#### EXTRACTED INFORMATION
☆ ☆ ☆ ☆ ☆ ☆ ☆

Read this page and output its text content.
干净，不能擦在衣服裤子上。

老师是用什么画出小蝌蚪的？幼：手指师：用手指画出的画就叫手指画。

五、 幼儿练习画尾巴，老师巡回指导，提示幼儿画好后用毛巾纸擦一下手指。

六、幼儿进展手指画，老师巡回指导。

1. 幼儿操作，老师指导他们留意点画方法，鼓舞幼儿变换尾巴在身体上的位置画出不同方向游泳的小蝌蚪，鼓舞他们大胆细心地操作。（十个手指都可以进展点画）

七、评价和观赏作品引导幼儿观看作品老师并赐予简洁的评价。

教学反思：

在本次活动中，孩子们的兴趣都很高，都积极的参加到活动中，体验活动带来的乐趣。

☆ ☆ ☆ ☆ ☆ ☆ ☆

#### PROBLEM TO SOLVE
Repeat each record in full; every line must match exactly.

#### TASK RESPONSE
Read this page and output its text content.
干净，不能擦在衣服裤子上。

老师是用什么画出小蝌蚪的？幼：手指师：用手指画出的画就叫手指画。

五、 幼儿练习画尾巴，老师巡回指导，提示幼儿画好后用毛巾纸擦一下手指。

六、幼儿进展手指画，老师巡回指导。

1. 幼儿操作，老师指导他们留意点画方法，鼓舞幼儿变换尾巴在身体上的位置画出不同方向游泳的小蝌蚪，鼓舞他们大胆细心地操作。（十个手指都可以进展点画）

七、评价和观赏作品引导幼儿观看作品老师并赐予简洁的评价。

教学反思：

在本次活动中，孩子们的兴趣都很高，都积极的参加到活动中，体验活动带来的乐趣。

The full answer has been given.